_The problem_
Repeat the records below exactly, leaving out every picture.

_Record set_

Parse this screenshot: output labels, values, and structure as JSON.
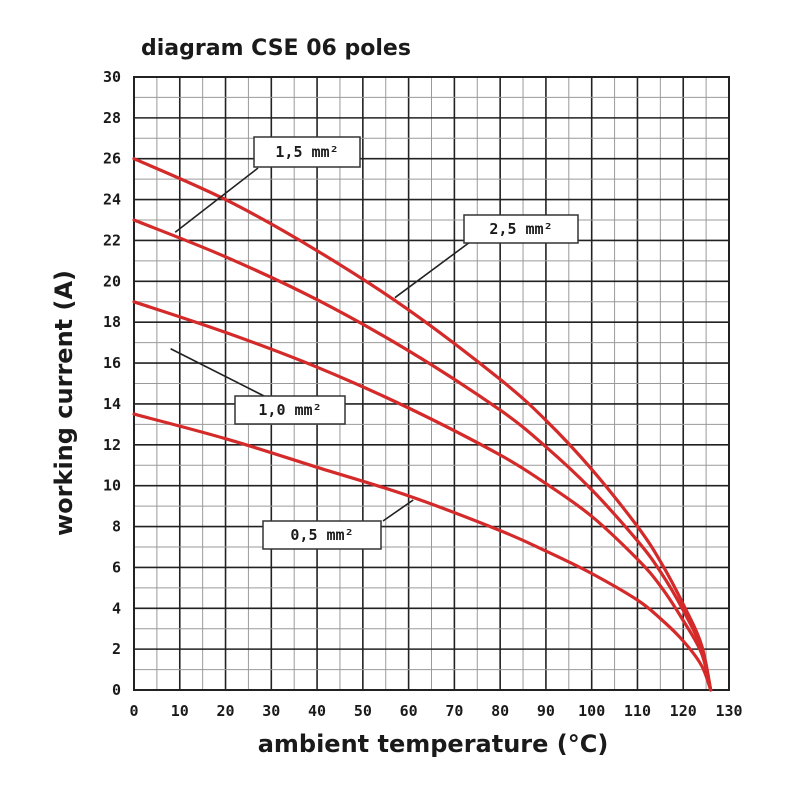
{
  "chart_data": {
    "type": "line",
    "title": "diagram CSE 06 poles",
    "xlabel": "ambient temperature (°C)",
    "ylabel": "working current (A)",
    "xlim": [
      0,
      130
    ],
    "ylim": [
      0,
      30
    ],
    "x_ticks": [
      "0",
      "10",
      "20",
      "30",
      "40",
      "50",
      "60",
      "70",
      "80",
      "90",
      "100",
      "110",
      "120",
      "130"
    ],
    "y_ticks": [
      "0",
      "2",
      "4",
      "6",
      "8",
      "10",
      "12",
      "14",
      "16",
      "18",
      "20",
      "22",
      "24",
      "26",
      "28",
      "30"
    ],
    "grid": true,
    "line_color": "#d42a2a",
    "series": [
      {
        "label": "2,5 mm²",
        "x": [
          0,
          20,
          40,
          60,
          80,
          90,
          100,
          110,
          115,
          120,
          124,
          126
        ],
        "y": [
          26,
          24,
          21.5,
          18.6,
          15.2,
          13.2,
          10.8,
          8.0,
          6.3,
          4.2,
          2.2,
          0
        ]
      },
      {
        "label": "1,5 mm²",
        "x": [
          0,
          20,
          40,
          60,
          80,
          90,
          100,
          110,
          115,
          120,
          124,
          126
        ],
        "y": [
          23,
          21.2,
          19.1,
          16.6,
          13.7,
          11.9,
          9.8,
          7.3,
          5.8,
          3.9,
          2.0,
          0
        ]
      },
      {
        "label": "1,0 mm²",
        "x": [
          0,
          20,
          40,
          60,
          80,
          90,
          100,
          110,
          115,
          120,
          124,
          126
        ],
        "y": [
          19,
          17.5,
          15.8,
          13.8,
          11.5,
          10.1,
          8.5,
          6.4,
          5.1,
          3.4,
          1.8,
          0
        ]
      },
      {
        "label": "0,5 mm²",
        "x": [
          0,
          20,
          40,
          60,
          80,
          90,
          100,
          110,
          115,
          120,
          124,
          126
        ],
        "y": [
          13.5,
          12.3,
          10.9,
          9.5,
          7.8,
          6.8,
          5.7,
          4.4,
          3.5,
          2.4,
          1.2,
          0
        ]
      }
    ]
  }
}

_Problem solution_
Parse this screenshot: output labels, values, and structure as JSON.
{
  "chart_data": {
    "type": "line",
    "title": "diagram CSE 06 poles",
    "xlabel": "ambient temperature (°C)",
    "ylabel": "working current (A)",
    "xlim": [
      0,
      130
    ],
    "ylim": [
      0,
      30
    ],
    "x_ticks": [
      "0",
      "10",
      "20",
      "30",
      "40",
      "50",
      "60",
      "70",
      "80",
      "90",
      "100",
      "110",
      "120",
      "130"
    ],
    "y_ticks": [
      "0",
      "2",
      "4",
      "6",
      "8",
      "10",
      "12",
      "14",
      "16",
      "18",
      "20",
      "22",
      "24",
      "26",
      "28",
      "30"
    ],
    "grid": true,
    "line_color": "#d42a2a",
    "series": [
      {
        "label": "2,5 mm²",
        "x": [
          0,
          20,
          40,
          60,
          80,
          90,
          100,
          110,
          115,
          120,
          124,
          126
        ],
        "y": [
          26,
          24,
          21.5,
          18.6,
          15.2,
          13.2,
          10.8,
          8.0,
          6.3,
          4.2,
          2.2,
          0
        ]
      },
      {
        "label": "1,5 mm²",
        "x": [
          0,
          20,
          40,
          60,
          80,
          90,
          100,
          110,
          115,
          120,
          124,
          126
        ],
        "y": [
          23,
          21.2,
          19.1,
          16.6,
          13.7,
          11.9,
          9.8,
          7.3,
          5.8,
          3.9,
          2.0,
          0
        ]
      },
      {
        "label": "1,0 mm²",
        "x": [
          0,
          20,
          40,
          60,
          80,
          90,
          100,
          110,
          115,
          120,
          124,
          126
        ],
        "y": [
          19,
          17.5,
          15.8,
          13.8,
          11.5,
          10.1,
          8.5,
          6.4,
          5.1,
          3.4,
          1.8,
          0
        ]
      },
      {
        "label": "0,5 mm²",
        "x": [
          0,
          20,
          40,
          60,
          80,
          90,
          100,
          110,
          115,
          120,
          124,
          126
        ],
        "y": [
          13.5,
          12.3,
          10.9,
          9.5,
          7.8,
          6.8,
          5.7,
          4.4,
          3.5,
          2.4,
          1.2,
          0
        ]
      }
    ]
  }
}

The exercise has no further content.